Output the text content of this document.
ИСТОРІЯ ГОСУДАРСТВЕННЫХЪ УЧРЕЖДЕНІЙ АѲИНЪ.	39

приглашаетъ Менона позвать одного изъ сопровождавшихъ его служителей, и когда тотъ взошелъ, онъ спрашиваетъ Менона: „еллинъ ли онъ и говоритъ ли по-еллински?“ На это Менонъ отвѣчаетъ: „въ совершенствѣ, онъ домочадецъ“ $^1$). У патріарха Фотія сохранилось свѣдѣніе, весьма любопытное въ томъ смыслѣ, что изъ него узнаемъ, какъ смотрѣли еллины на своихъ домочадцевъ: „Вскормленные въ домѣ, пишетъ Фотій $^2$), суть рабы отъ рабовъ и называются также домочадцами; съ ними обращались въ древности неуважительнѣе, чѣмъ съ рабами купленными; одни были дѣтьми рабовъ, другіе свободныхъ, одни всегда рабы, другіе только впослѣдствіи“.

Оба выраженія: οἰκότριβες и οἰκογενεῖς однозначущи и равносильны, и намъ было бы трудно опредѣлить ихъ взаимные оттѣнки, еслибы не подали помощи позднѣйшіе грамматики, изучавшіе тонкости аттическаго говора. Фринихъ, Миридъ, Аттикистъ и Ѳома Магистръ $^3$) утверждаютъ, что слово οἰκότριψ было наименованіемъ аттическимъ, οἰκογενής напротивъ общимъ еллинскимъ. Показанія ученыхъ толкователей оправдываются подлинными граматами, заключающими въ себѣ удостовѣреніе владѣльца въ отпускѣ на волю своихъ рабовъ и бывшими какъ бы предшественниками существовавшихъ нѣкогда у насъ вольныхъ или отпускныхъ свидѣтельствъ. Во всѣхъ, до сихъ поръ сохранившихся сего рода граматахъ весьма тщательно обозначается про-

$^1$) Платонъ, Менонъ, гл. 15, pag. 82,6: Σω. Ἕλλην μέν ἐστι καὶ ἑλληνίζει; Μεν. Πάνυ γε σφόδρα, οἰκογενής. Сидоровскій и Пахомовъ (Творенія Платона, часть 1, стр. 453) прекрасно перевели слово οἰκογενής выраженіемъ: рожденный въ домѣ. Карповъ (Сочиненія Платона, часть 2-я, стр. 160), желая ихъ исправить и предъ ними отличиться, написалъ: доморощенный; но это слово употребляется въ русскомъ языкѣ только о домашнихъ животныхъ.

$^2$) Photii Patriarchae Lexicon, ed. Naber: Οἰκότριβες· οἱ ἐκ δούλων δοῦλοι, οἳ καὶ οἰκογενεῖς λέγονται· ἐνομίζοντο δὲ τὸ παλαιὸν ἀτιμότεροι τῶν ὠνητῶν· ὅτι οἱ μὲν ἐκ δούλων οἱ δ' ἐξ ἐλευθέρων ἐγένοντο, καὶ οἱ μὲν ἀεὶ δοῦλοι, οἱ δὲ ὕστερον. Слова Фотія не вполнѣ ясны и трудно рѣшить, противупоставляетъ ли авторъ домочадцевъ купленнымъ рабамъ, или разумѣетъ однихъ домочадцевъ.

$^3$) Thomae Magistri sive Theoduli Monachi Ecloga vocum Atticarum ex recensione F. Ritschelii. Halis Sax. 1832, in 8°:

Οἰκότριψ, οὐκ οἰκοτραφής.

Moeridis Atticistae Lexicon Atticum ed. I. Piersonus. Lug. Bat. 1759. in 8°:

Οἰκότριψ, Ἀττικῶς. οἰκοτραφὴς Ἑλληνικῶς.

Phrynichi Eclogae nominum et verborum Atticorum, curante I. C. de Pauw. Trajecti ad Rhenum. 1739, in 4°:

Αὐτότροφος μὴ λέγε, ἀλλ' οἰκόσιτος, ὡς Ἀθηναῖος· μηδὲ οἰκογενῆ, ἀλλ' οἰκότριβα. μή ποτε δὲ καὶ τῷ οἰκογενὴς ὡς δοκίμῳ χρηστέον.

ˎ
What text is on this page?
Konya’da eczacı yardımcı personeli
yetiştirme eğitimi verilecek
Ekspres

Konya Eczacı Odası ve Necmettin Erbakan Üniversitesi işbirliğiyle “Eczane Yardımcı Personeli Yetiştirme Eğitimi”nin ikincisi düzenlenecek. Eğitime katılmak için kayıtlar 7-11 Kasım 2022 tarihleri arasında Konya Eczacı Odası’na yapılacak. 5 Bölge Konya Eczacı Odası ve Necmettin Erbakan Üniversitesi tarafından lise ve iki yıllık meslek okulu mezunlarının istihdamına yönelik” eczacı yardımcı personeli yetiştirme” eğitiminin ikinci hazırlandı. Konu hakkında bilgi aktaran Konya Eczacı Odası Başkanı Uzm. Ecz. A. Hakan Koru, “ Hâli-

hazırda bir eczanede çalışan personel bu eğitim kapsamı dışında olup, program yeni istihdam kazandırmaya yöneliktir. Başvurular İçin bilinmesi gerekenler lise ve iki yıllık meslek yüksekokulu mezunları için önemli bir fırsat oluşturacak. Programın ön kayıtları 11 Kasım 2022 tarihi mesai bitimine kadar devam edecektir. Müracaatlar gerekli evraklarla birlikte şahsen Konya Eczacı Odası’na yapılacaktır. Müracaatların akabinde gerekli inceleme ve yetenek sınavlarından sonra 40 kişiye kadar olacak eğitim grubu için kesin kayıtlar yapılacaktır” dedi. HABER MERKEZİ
::::
**Task to carry out:**
Read the lines above. Gather those in which the string "meslek" is found.

**Exercise output:**
Konya Eczacı Odası ve Necmettin Erbakan Üniversitesi işbirliğiyle “Eczane Yardımcı Personeli Yetiştirme Eğitimi”nin ikincisi düzenlenecek. Eğitime katılmak için kayıtlar 7-11 Kasım 2022 tarihleri arasında Konya Eczacı Odası’na yapılacak. 5 Bölge Konya Eczacı Odası ve Necmettin Erbakan Üniversitesi tarafından lise ve iki yıllık meslek okulu mezunlarının istihdamına yönelik” eczacı yardımcı personeli yetiştirme” eğitiminin ikinci hazırlandı. Konu hakkında bilgi aktaran Konya Eczacı Odası Başkanı Uzm. Ecz. A. Hakan Koru, “ Hâli-
hazırda bir eczanede çalışan personel bu eğitim kapsamı dışında olup, program yeni istihdam kazandırmaya yöneliktir. Başvurular İçin bilinmesi gerekenler lise ve iki yıllık meslek yüksekokulu mezunları için önemli bir fırsat oluşturacak. Programın ön kayıtları 11 Kasım 2022 tarihi mesai bitimine kadar devam edecektir. Müracaatlar gerekli evraklarla birlikte şahsen Konya Eczacı Odası’na yapılacaktır. Müracaatların akabinde gerekli inceleme ve yetenek sınavlarından sonra 40 kişiye kadar olacak eğitim grubu için kesin kayıtlar yapılacaktır” dedi. HABER MERKEZİ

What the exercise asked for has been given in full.